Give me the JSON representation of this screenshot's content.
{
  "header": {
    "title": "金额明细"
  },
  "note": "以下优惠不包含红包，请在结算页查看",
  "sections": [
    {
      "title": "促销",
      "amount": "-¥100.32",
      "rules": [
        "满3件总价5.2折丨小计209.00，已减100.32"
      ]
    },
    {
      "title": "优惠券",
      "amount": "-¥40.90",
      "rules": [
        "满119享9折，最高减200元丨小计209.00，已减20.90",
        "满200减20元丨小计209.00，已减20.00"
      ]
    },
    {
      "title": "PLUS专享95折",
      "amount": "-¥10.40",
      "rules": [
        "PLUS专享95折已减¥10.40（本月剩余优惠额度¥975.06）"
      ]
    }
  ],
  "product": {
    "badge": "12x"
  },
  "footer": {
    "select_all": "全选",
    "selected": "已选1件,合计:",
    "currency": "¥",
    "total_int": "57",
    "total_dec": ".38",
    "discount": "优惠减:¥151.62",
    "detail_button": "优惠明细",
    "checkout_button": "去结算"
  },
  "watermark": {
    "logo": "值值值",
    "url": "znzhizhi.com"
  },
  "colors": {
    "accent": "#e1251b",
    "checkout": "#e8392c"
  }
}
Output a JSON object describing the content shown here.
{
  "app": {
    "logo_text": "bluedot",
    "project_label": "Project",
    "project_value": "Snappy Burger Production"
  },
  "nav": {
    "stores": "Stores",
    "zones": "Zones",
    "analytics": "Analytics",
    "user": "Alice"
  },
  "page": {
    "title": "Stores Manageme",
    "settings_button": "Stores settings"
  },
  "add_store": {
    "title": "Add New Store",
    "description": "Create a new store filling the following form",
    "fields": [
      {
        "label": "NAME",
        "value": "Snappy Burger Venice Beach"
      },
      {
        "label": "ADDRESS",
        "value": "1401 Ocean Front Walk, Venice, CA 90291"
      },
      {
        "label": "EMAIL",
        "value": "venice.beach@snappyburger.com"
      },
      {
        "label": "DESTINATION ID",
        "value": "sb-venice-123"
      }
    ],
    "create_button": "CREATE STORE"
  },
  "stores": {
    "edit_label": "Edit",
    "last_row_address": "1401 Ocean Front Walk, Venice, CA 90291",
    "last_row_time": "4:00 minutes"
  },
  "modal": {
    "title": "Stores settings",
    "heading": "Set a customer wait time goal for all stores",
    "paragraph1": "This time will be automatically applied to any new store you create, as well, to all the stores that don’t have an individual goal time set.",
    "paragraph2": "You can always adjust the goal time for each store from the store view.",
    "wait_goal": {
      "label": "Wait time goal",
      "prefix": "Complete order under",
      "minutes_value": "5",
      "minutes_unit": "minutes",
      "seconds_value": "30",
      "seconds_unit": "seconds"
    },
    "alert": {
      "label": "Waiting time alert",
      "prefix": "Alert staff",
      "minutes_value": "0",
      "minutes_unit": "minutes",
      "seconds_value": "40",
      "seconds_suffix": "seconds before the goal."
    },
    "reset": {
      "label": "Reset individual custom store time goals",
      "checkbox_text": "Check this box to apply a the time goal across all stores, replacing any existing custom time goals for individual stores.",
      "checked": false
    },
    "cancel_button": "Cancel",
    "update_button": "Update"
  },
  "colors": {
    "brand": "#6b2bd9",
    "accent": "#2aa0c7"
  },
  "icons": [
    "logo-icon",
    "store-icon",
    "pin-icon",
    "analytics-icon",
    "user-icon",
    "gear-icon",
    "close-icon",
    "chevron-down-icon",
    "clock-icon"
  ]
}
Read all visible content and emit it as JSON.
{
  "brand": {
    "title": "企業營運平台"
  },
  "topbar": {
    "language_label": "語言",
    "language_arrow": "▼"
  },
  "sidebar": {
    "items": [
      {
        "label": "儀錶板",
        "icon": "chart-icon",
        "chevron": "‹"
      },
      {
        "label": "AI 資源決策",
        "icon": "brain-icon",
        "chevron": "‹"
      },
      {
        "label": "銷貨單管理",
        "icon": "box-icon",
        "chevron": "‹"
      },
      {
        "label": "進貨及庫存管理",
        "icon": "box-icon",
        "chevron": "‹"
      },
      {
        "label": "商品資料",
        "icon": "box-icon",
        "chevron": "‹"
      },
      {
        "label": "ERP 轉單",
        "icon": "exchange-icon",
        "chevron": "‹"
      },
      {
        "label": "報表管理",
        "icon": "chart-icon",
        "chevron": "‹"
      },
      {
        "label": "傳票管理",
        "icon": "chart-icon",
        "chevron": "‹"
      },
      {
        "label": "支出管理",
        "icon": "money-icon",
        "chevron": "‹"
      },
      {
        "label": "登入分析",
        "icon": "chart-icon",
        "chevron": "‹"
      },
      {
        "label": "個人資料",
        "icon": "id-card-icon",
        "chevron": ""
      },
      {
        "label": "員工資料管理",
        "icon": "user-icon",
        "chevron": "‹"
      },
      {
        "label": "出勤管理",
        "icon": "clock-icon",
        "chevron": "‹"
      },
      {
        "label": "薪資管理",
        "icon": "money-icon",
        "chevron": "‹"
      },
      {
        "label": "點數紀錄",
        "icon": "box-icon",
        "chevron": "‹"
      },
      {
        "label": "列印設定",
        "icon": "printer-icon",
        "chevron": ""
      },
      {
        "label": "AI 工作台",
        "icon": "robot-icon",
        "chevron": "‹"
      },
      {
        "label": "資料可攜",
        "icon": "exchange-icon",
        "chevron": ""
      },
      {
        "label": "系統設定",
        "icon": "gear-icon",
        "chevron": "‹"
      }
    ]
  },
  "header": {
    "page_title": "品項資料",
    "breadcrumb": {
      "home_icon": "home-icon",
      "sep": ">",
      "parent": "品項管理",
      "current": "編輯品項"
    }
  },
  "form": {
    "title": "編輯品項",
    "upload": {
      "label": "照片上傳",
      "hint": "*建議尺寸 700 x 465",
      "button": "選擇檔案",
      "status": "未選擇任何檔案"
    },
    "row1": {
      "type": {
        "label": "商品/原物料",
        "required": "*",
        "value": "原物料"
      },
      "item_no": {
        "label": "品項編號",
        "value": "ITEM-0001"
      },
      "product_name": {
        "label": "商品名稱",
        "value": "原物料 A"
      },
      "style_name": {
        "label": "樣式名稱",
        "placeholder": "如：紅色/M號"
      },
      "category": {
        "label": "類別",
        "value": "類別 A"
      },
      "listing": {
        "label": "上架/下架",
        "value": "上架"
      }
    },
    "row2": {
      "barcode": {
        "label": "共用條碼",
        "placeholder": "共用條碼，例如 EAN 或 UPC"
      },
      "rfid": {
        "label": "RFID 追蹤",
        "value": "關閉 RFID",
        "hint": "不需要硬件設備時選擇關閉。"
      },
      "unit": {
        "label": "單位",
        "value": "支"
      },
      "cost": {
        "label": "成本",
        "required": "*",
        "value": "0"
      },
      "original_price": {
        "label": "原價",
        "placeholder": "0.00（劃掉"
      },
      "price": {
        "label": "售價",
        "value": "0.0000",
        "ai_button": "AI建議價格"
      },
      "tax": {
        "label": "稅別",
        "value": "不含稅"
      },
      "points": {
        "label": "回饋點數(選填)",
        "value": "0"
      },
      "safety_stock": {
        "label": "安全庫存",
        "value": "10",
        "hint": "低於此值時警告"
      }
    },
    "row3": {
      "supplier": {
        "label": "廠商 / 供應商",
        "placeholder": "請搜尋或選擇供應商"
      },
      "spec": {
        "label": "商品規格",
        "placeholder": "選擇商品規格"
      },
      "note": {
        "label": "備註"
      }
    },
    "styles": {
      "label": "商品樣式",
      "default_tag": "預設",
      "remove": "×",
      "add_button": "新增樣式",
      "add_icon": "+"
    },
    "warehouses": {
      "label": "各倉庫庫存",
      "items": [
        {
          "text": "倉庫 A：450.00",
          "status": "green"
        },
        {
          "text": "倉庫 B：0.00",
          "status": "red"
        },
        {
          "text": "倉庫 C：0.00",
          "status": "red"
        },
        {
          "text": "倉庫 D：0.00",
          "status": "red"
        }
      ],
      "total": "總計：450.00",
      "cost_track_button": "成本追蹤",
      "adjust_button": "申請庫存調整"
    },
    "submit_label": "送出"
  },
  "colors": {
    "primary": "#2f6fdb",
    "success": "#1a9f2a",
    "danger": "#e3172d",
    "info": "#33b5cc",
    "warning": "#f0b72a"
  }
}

★ ★ ★ ★ ★ ★ ★

**What to work on**
Show the lines of the records that include the string "prefix".

**Complete response**
      "prefix": "Complete order under",
      "prefix": "Alert staff",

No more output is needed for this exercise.